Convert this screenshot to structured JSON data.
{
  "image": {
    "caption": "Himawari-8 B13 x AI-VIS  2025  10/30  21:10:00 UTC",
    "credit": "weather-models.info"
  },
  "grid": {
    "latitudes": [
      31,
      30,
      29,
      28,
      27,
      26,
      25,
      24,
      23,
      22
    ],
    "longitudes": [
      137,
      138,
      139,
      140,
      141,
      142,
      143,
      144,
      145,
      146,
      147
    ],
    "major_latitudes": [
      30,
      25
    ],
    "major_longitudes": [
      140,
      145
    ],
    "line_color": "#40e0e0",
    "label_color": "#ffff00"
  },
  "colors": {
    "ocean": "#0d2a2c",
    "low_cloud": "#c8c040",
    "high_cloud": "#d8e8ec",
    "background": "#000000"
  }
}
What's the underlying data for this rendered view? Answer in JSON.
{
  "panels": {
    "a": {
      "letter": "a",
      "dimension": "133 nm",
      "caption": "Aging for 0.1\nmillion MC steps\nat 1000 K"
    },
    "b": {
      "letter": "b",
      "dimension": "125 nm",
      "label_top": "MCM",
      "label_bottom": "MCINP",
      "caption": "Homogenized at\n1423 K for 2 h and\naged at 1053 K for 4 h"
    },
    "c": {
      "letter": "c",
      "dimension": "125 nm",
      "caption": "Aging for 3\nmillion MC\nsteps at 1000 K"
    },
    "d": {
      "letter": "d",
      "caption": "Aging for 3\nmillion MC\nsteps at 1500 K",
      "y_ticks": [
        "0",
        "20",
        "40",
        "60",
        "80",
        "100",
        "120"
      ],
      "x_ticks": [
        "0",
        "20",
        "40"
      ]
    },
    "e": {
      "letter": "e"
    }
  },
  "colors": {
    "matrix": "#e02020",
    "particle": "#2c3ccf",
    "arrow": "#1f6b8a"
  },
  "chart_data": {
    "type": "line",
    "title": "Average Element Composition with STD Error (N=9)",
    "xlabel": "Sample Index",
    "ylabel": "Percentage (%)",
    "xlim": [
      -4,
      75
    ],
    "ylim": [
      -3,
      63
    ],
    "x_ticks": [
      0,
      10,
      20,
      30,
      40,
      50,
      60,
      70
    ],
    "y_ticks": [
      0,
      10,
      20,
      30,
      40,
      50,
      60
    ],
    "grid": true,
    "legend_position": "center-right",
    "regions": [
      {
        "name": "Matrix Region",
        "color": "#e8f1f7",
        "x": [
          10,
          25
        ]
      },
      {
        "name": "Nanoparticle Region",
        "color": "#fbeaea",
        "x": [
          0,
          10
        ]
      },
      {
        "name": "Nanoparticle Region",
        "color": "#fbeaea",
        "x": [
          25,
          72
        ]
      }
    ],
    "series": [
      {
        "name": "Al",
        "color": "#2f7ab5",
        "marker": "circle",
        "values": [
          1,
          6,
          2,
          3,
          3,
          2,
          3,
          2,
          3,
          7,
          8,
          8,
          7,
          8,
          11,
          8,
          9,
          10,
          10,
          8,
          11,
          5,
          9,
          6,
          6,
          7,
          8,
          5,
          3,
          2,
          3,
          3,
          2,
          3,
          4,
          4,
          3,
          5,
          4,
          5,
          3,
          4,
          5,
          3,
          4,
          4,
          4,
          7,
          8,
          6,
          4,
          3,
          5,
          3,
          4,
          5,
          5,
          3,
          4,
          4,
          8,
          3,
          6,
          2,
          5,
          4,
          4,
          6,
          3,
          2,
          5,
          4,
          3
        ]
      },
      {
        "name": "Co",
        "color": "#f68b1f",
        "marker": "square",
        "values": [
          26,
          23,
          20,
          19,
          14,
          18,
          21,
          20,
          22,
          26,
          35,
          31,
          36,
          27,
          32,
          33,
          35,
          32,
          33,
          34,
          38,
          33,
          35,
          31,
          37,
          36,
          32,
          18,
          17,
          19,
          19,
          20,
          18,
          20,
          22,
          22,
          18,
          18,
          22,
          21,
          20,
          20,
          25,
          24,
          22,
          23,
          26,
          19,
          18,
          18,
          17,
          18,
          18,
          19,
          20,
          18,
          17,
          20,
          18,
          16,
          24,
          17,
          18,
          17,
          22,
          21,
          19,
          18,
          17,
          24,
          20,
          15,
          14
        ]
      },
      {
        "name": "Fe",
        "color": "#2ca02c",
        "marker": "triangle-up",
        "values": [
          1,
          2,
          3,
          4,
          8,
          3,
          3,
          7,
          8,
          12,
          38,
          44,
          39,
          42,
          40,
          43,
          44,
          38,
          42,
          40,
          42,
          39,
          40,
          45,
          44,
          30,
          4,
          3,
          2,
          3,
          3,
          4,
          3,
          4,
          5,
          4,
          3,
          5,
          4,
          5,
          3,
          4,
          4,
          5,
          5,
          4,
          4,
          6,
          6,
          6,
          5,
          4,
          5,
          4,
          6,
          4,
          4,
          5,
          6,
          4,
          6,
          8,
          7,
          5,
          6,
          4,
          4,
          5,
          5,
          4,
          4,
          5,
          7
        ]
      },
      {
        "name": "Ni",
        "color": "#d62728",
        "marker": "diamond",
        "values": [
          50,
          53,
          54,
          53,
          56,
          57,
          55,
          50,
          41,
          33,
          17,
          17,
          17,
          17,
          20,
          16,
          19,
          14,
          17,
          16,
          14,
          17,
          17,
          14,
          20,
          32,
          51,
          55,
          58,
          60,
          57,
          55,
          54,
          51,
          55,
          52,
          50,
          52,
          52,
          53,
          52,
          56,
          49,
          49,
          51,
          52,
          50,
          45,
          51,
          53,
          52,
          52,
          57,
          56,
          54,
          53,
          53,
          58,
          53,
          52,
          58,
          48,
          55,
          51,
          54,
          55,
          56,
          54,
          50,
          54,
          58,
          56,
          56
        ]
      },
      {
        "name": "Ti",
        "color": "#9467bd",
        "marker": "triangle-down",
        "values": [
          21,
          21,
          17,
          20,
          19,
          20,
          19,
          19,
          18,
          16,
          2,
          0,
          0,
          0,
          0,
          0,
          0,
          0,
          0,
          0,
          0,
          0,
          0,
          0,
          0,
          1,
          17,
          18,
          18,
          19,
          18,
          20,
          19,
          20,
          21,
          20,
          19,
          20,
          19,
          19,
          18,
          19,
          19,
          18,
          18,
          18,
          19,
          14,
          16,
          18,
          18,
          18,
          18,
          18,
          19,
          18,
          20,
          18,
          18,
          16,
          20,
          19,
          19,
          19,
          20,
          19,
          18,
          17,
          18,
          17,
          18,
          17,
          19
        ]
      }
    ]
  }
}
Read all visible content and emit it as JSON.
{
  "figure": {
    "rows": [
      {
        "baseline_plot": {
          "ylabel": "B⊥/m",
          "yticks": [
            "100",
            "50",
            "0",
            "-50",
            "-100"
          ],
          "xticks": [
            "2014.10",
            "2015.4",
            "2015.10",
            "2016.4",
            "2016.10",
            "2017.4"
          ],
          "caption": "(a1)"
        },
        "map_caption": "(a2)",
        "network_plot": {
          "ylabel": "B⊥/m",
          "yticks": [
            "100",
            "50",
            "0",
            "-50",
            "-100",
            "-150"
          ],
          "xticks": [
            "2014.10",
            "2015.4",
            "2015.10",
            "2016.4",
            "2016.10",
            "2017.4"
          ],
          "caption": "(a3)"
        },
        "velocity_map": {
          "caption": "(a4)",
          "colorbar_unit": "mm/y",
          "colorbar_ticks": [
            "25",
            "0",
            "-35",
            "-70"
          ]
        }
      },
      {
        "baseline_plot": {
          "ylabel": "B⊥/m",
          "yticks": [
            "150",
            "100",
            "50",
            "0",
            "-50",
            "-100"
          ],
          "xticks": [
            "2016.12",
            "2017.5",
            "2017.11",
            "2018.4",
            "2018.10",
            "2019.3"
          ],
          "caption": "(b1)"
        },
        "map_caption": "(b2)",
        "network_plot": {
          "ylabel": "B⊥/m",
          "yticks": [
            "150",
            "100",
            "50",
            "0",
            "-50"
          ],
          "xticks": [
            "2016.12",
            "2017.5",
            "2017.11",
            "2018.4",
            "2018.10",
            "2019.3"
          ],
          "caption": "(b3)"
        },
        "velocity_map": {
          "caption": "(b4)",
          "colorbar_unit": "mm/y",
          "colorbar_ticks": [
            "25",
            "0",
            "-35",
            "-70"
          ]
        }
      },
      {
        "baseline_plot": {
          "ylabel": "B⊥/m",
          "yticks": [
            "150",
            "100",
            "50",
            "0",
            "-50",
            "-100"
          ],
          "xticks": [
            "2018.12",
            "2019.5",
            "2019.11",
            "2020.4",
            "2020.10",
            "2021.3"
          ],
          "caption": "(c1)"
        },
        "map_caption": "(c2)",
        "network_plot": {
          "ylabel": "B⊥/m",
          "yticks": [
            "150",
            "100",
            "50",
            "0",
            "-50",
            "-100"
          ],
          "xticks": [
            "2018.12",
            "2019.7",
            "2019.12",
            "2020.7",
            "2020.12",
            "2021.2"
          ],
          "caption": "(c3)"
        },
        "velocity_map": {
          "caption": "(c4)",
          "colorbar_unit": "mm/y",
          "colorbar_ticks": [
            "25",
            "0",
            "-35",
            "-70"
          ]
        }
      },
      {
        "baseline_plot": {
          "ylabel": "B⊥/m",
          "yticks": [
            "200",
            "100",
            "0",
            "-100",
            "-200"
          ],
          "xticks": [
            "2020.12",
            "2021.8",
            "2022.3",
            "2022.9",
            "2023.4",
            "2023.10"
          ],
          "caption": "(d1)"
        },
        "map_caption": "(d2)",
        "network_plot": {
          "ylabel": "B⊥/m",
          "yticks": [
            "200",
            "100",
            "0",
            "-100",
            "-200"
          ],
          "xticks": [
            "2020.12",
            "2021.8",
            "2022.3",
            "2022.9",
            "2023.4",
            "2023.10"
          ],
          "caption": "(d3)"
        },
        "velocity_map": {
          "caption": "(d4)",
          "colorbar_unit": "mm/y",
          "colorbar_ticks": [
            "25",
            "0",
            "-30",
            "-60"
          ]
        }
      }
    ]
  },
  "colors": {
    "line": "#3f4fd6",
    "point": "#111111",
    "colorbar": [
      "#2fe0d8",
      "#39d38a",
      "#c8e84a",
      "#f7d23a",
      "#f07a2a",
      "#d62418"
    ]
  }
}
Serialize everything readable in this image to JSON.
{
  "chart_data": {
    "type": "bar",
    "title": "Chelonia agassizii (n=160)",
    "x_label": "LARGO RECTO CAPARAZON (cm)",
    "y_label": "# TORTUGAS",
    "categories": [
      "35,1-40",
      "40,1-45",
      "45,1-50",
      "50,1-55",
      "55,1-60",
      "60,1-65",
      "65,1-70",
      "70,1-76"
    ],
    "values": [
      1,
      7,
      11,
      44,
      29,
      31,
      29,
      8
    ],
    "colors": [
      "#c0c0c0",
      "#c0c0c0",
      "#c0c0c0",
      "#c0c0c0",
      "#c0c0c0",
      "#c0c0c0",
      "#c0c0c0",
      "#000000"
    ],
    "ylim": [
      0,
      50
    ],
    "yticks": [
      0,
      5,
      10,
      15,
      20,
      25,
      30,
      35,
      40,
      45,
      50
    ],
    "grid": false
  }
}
--
### WHAT YOU WILL DO
Extract each line from the entries above that contains the string "image".

### RESULT OF THE EXERCISE
  "image": {
Serialize everything readable in this image to JSON.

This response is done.